_Required task_. For each line below that contains the string "also", copy that line.

Extracted data entries

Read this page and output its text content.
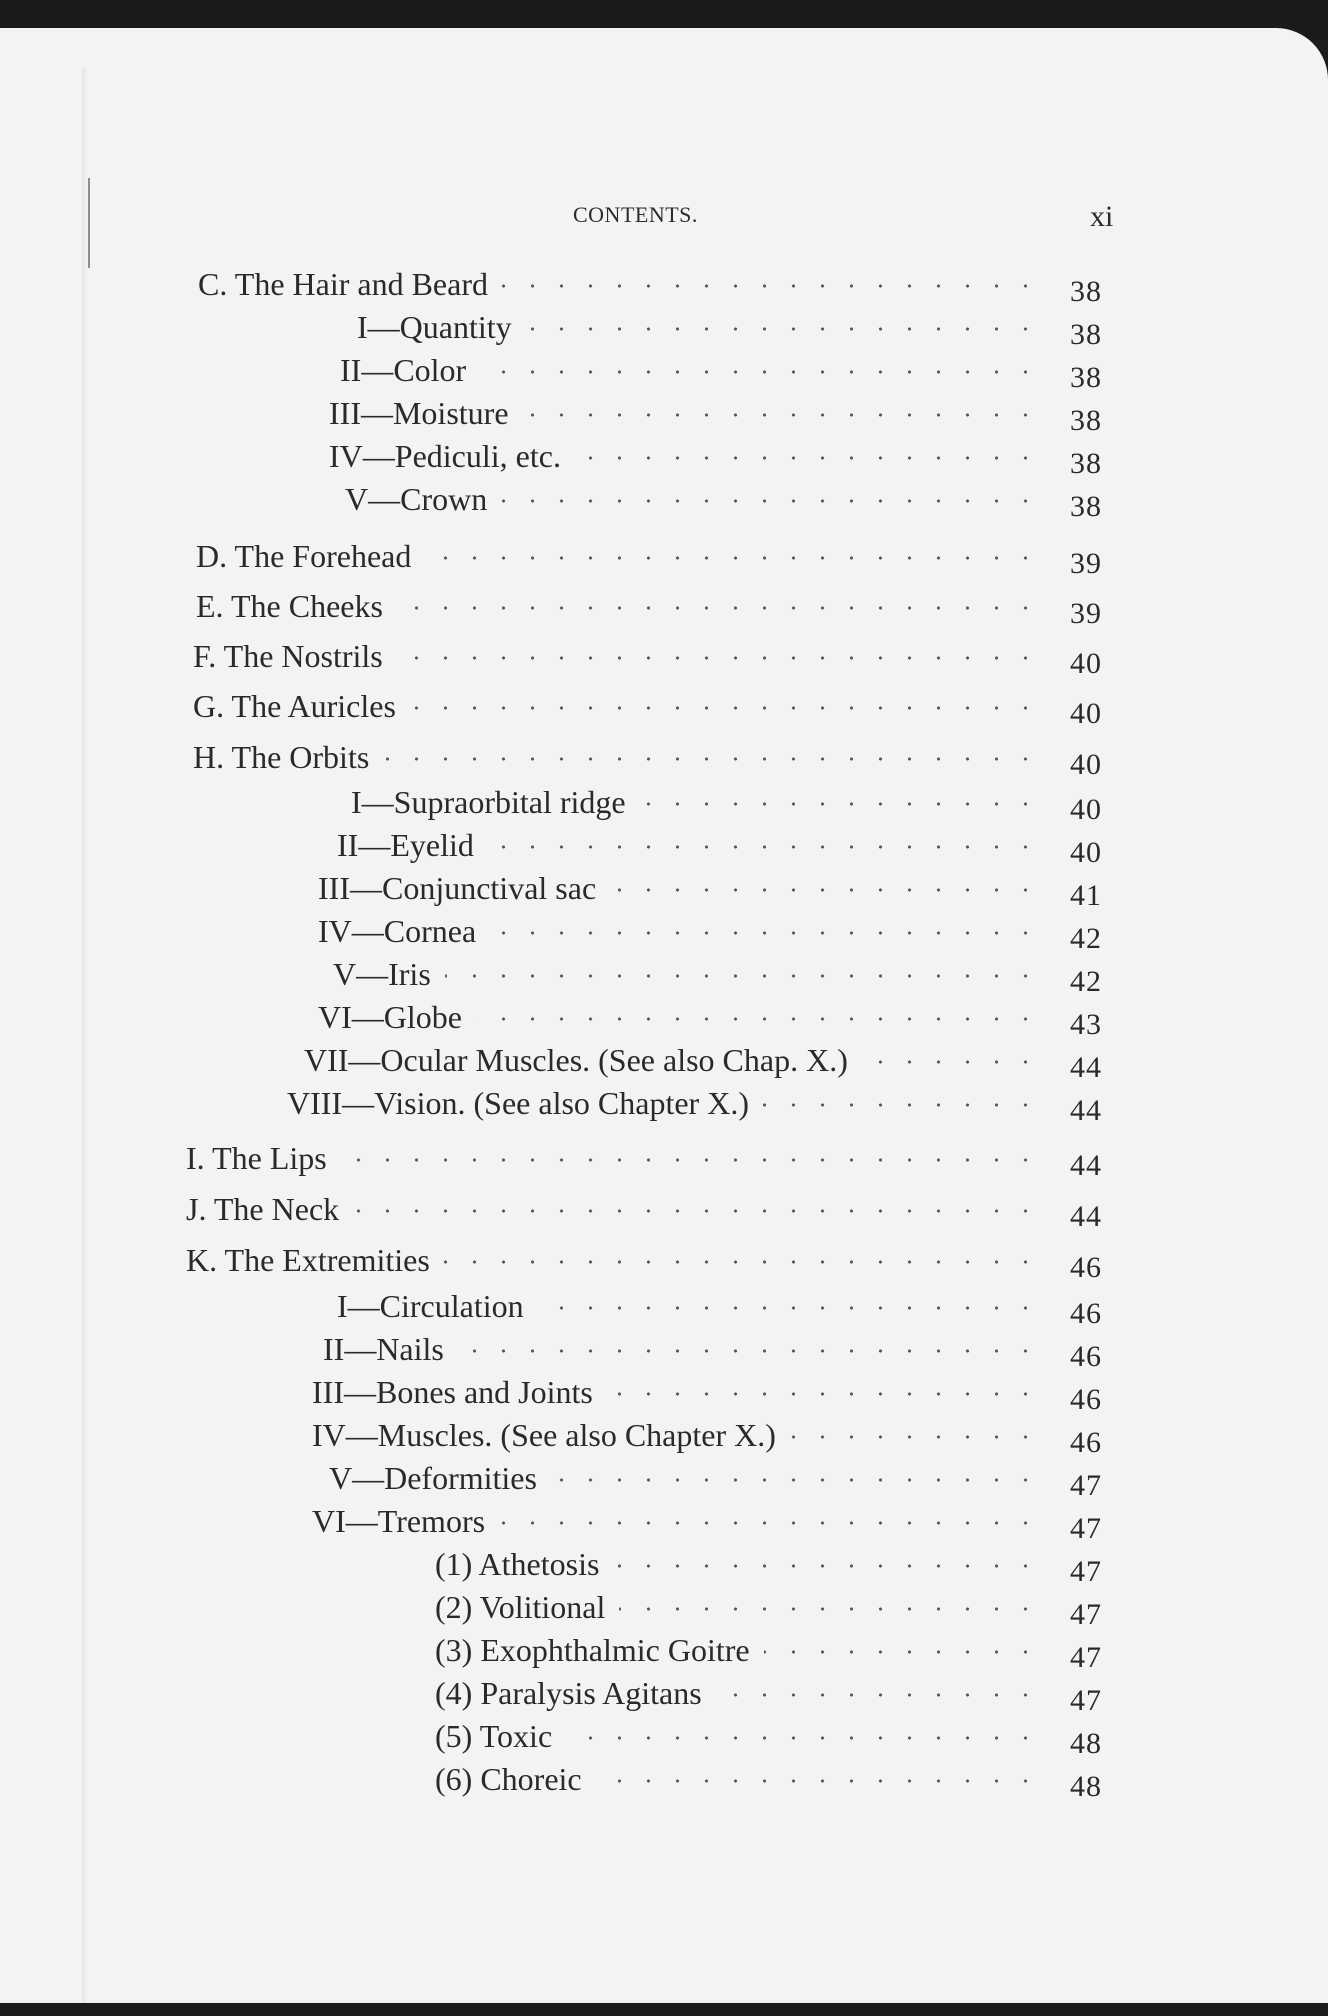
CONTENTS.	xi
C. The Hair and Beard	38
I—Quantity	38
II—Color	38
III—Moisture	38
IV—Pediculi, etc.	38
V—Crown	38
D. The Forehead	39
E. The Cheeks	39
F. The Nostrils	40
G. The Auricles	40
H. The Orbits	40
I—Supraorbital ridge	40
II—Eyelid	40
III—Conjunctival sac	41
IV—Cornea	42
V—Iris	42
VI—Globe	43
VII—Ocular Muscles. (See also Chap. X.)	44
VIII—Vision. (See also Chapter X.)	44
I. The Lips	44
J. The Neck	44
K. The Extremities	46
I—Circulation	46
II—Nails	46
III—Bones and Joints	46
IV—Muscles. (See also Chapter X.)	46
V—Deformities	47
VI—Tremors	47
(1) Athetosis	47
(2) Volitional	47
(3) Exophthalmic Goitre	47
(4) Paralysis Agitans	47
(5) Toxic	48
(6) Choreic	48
---
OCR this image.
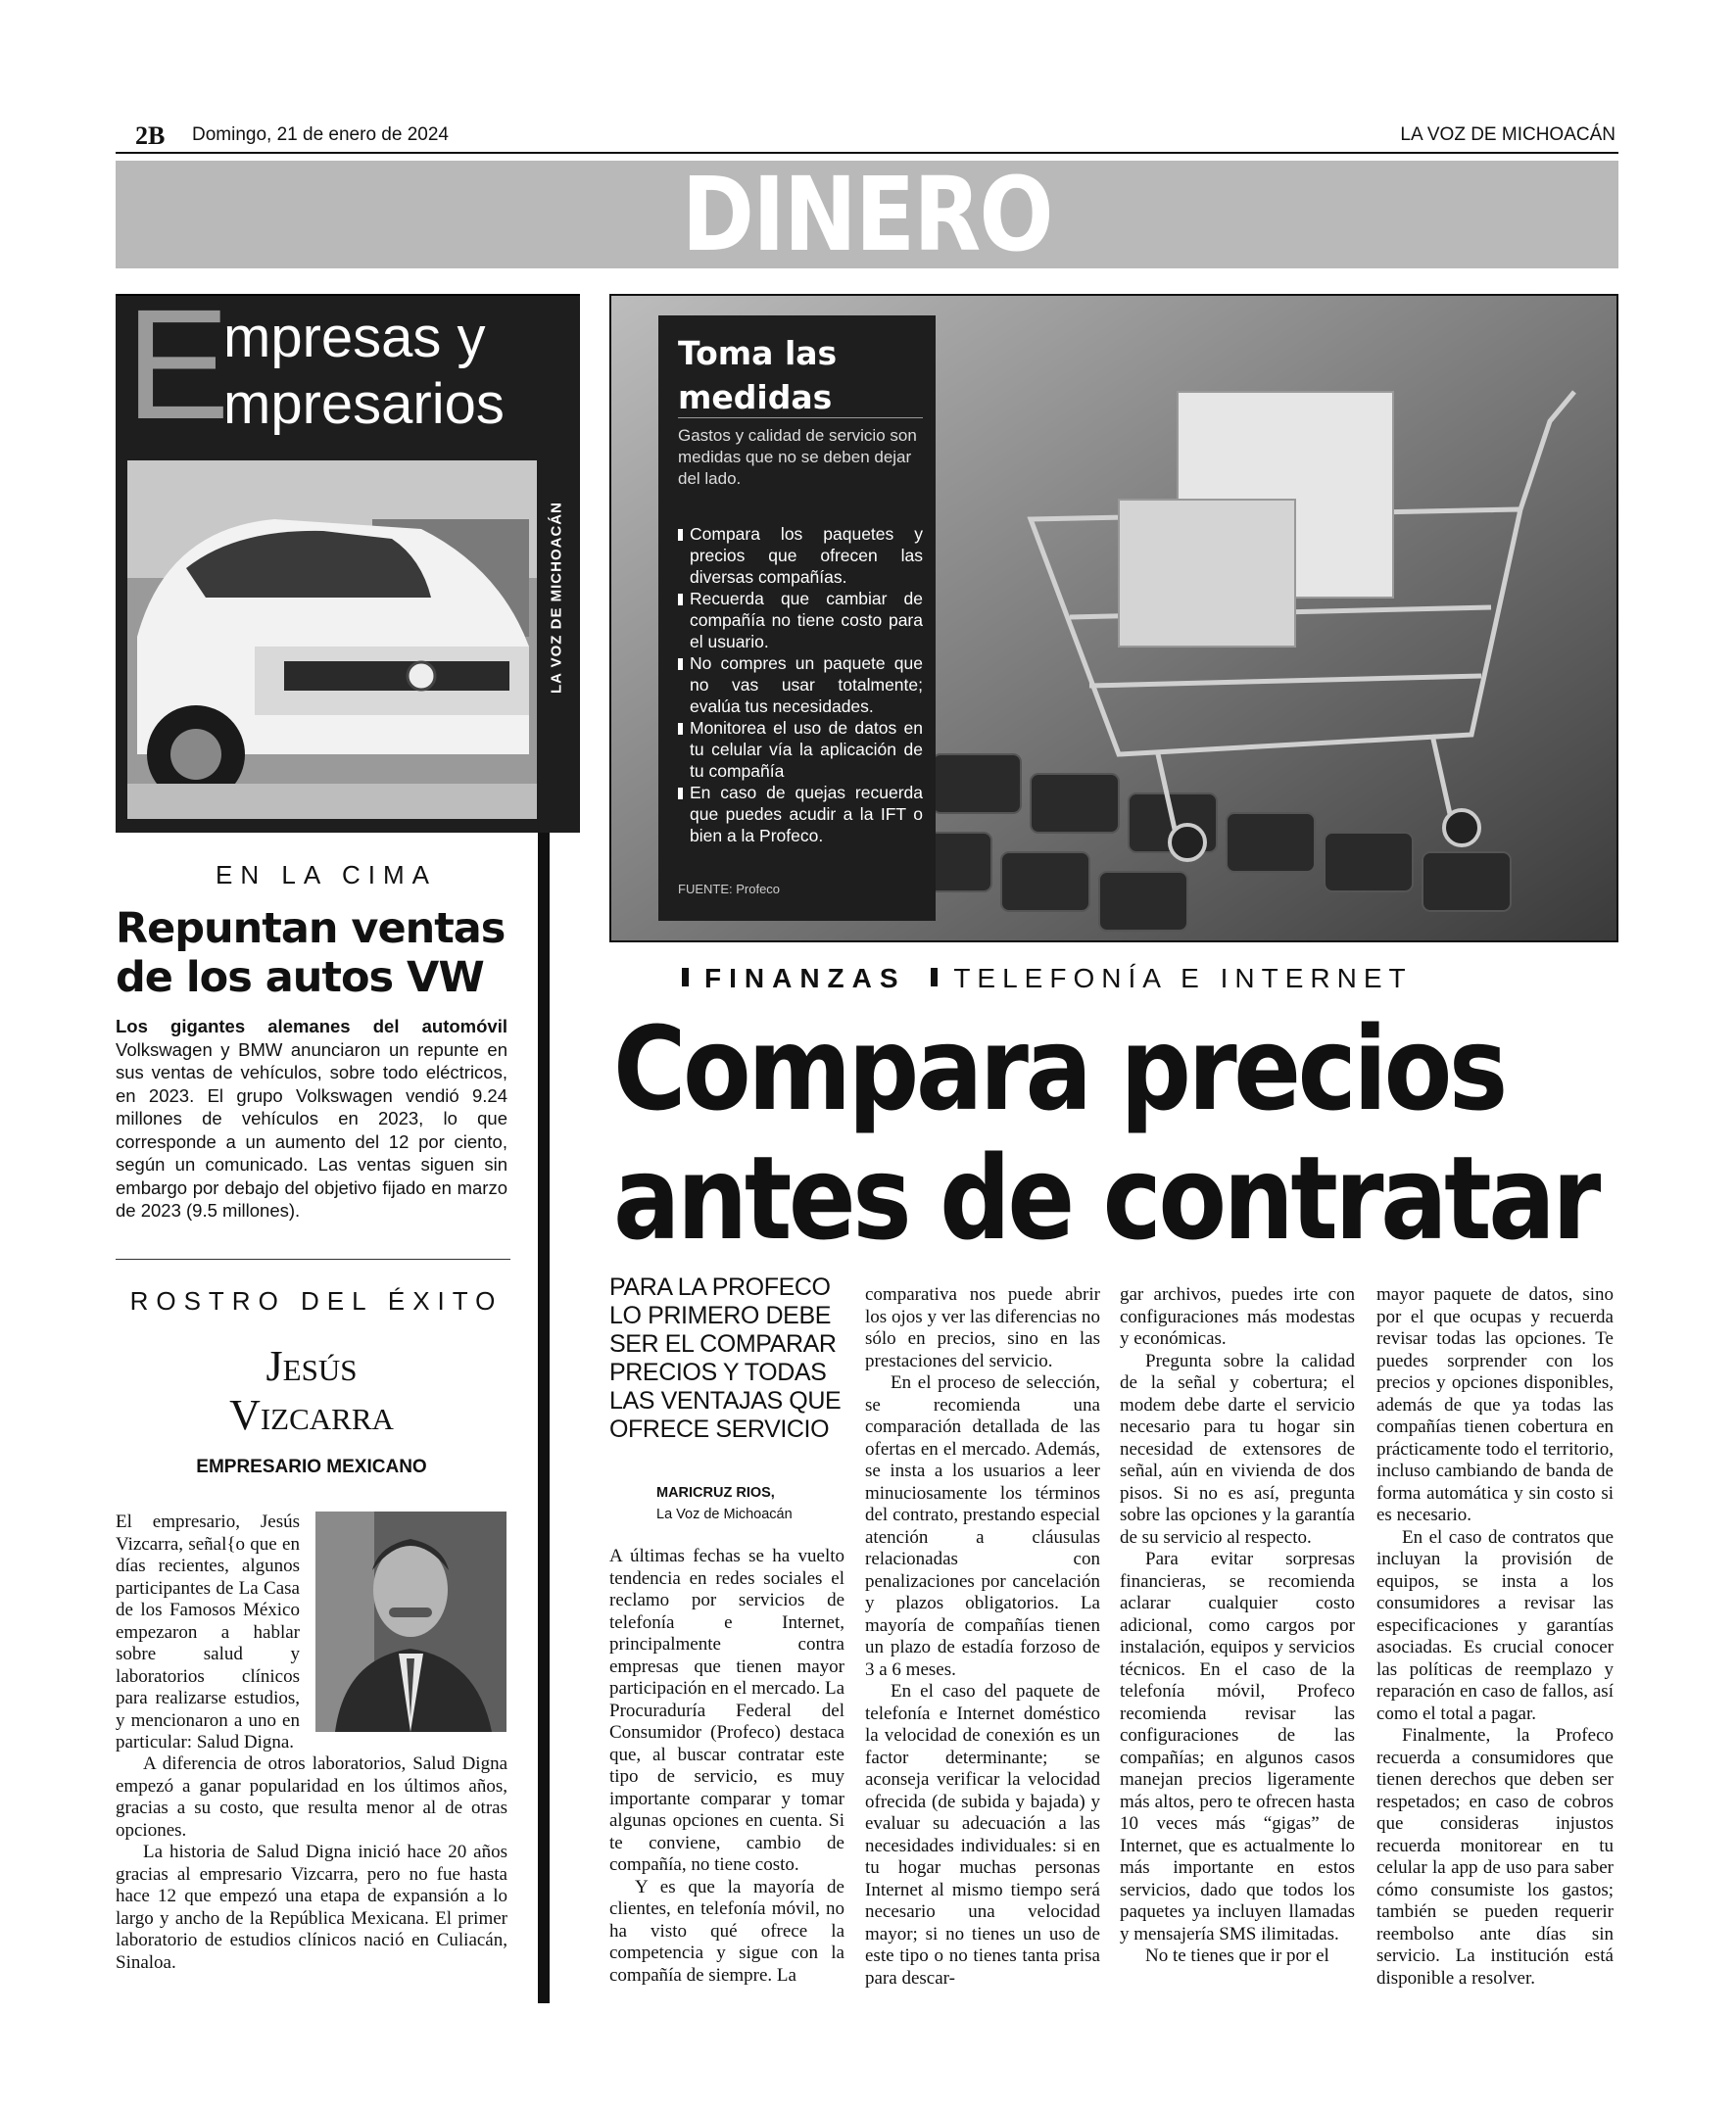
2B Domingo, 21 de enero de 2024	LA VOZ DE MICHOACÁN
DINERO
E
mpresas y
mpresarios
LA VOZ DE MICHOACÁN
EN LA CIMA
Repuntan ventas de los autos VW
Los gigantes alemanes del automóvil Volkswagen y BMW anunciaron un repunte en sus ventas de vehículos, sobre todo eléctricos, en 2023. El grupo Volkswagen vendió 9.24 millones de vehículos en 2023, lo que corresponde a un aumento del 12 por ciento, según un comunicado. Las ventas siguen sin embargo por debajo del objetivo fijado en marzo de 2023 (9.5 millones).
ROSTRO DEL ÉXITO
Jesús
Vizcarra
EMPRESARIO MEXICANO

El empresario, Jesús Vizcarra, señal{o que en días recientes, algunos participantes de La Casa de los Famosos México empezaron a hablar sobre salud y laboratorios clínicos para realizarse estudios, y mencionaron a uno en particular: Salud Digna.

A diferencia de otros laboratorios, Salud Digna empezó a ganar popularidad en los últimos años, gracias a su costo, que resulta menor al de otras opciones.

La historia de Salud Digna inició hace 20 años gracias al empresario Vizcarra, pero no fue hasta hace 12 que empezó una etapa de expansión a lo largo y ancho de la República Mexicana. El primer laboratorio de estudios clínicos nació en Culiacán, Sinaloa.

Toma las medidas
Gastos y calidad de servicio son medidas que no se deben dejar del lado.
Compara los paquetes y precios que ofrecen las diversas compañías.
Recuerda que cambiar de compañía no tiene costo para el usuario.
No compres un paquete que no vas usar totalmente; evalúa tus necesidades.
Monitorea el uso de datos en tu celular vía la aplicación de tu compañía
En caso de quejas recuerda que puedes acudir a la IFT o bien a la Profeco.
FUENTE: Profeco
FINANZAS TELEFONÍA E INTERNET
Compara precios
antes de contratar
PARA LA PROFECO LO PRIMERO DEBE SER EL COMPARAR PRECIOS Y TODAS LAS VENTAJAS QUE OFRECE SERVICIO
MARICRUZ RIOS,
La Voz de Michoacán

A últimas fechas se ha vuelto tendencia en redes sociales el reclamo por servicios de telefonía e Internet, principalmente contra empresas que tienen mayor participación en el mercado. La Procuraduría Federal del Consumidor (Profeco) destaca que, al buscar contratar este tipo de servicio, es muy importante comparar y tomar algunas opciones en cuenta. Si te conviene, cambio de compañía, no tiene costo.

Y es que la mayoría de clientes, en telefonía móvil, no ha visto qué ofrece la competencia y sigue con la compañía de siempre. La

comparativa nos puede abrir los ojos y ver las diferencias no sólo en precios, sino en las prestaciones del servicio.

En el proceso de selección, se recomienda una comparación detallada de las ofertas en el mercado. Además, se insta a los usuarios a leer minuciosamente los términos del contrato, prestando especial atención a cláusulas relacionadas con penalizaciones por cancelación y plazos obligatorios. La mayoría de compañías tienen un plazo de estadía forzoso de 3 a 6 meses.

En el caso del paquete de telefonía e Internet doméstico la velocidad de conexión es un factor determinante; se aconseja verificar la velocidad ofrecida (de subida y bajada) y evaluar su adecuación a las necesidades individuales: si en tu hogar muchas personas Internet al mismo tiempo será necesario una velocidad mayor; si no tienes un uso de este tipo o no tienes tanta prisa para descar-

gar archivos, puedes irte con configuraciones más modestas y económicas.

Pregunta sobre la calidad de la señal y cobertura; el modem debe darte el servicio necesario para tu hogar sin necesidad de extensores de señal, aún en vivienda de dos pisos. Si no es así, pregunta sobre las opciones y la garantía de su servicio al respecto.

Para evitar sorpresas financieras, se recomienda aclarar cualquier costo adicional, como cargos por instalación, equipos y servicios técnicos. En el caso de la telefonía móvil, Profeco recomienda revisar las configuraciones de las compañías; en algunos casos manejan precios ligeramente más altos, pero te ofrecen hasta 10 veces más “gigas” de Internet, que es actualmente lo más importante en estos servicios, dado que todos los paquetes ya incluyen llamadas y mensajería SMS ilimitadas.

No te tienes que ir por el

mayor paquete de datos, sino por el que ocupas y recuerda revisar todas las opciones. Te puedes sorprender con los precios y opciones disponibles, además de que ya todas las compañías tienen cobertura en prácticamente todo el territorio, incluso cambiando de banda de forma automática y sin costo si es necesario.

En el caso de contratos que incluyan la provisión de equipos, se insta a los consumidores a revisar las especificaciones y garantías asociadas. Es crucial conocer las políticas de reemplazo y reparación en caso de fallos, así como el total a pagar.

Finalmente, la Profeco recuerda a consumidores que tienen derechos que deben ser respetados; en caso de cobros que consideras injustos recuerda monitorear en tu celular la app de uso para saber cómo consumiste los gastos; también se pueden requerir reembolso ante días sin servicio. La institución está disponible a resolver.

_Exercise answer_.
VII—Ocular Muscles. (See also Chap. X.)	44
VIII—Vision. (See also Chapter X.)	44
IV—Muscles. (See also Chapter X.)	46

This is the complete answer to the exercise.